◆ **The exercise**
In the entries below, count the lines holding "cgqwej". Reply with the number only.

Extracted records

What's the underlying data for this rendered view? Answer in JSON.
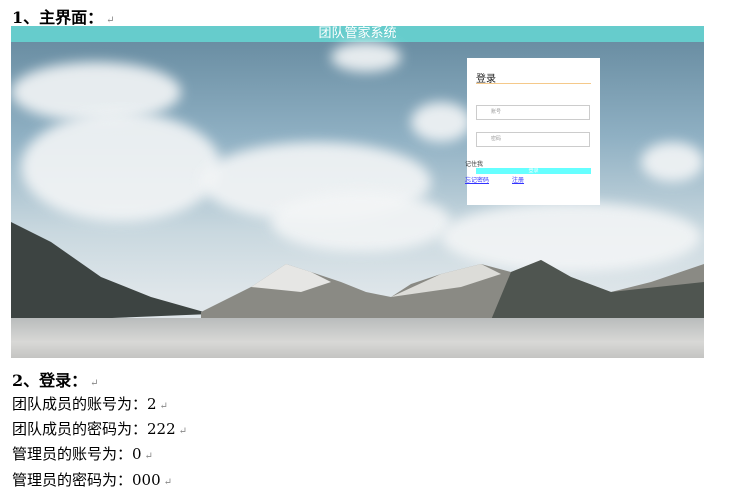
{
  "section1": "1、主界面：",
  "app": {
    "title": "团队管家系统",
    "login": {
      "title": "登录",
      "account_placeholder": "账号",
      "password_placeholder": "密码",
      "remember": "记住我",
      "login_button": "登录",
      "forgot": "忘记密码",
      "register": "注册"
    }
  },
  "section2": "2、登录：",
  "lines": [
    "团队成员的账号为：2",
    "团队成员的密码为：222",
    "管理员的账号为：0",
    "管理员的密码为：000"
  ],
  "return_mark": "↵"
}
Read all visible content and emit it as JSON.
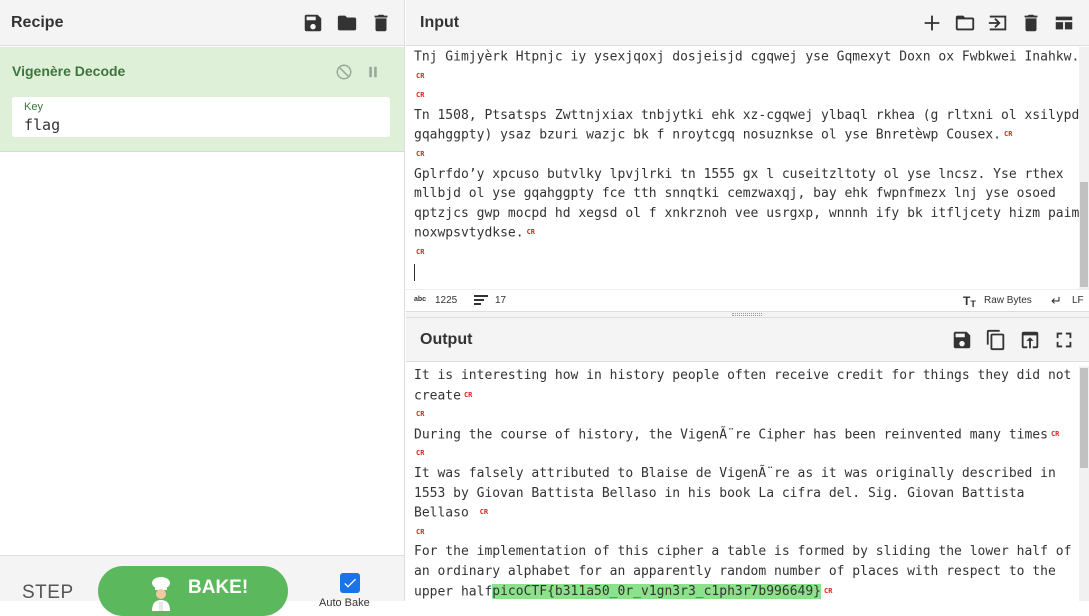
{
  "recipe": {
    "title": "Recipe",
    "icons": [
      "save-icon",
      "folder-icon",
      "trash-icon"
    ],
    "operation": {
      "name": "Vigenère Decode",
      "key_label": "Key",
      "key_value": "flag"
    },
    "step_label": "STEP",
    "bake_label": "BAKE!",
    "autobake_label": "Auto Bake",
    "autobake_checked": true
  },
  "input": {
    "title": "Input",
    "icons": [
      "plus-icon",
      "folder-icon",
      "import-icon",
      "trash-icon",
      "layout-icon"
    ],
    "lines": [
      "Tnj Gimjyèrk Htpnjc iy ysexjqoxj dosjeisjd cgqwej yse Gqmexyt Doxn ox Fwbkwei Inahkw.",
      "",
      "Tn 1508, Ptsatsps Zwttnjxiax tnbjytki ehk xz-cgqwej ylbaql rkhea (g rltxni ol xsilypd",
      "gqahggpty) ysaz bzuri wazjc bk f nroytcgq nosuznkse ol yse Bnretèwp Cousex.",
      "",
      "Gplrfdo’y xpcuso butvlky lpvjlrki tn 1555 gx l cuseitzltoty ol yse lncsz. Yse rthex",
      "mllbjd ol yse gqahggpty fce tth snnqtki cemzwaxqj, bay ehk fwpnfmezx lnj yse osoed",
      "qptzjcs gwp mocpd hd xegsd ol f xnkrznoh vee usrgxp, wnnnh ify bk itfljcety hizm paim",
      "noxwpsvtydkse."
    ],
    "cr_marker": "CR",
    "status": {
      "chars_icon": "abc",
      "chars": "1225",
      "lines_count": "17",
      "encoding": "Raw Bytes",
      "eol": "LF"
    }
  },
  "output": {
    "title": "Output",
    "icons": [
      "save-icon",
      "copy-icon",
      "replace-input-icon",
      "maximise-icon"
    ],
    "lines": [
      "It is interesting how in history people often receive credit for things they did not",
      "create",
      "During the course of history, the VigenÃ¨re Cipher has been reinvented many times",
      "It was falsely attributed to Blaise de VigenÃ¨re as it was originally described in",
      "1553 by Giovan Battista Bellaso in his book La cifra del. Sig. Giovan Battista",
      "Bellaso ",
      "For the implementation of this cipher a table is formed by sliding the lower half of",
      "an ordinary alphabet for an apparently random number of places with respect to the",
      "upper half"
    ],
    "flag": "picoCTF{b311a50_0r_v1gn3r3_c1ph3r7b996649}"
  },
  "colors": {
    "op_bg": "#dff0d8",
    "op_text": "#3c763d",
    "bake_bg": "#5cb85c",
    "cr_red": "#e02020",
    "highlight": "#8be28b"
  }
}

◆ **Task answer**
2